───── Material shown

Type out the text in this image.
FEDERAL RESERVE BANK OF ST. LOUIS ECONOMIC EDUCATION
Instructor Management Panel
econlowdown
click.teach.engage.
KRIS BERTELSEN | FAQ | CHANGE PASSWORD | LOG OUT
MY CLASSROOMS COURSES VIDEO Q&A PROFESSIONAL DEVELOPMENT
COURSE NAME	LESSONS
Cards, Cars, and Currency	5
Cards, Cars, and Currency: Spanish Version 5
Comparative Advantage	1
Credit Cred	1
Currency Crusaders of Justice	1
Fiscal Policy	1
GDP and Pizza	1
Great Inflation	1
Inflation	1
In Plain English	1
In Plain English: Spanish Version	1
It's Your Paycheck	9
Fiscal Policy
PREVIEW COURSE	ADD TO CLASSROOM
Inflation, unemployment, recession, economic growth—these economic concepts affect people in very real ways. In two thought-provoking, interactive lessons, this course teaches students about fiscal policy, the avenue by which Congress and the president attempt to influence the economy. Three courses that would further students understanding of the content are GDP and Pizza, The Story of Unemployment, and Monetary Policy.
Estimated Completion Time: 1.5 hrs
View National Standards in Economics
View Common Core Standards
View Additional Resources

──────────

Short problem ->
Go through the listing above and restate it word for word.

Solved exercise ->
Type out the text in this image.
FEDERAL RESERVE BANK OF ST. LOUIS ECONOMIC EDUCATION
Instructor Management Panel
econlowdown
click.teach.engage.
KRIS BERTELSEN | FAQ | CHANGE PASSWORD | LOG OUT
MY CLASSROOMS COURSES VIDEO Q&A PROFESSIONAL DEVELOPMENT
COURSE NAME	LESSONS
Cards, Cars, and Currency	5
Cards, Cars, and Currency: Spanish Version 5
Comparative Advantage	1
Credit Cred	1
Currency Crusaders of Justice	1
Fiscal Policy	1
GDP and Pizza	1
Great Inflation	1
Inflation	1
In Plain English	1
In Plain English: Spanish Version	1
It's Your Paycheck	9
Fiscal Policy
PREVIEW COURSE	ADD TO CLASSROOM
Inflation, unemployment, recession, economic growth—these economic concepts affect people in very real ways. In two thought-provoking, interactive lessons, this course teaches students about fiscal policy, the avenue by which Congress and the president attempt to influence the economy. Three courses that would further students understanding of the content are GDP and Pizza, The Story of Unemployment, and Monetary Policy.
Estimated Completion Time: 1.5 hrs
View National Standards in Economics
View Common Core Standards
View Additional Resources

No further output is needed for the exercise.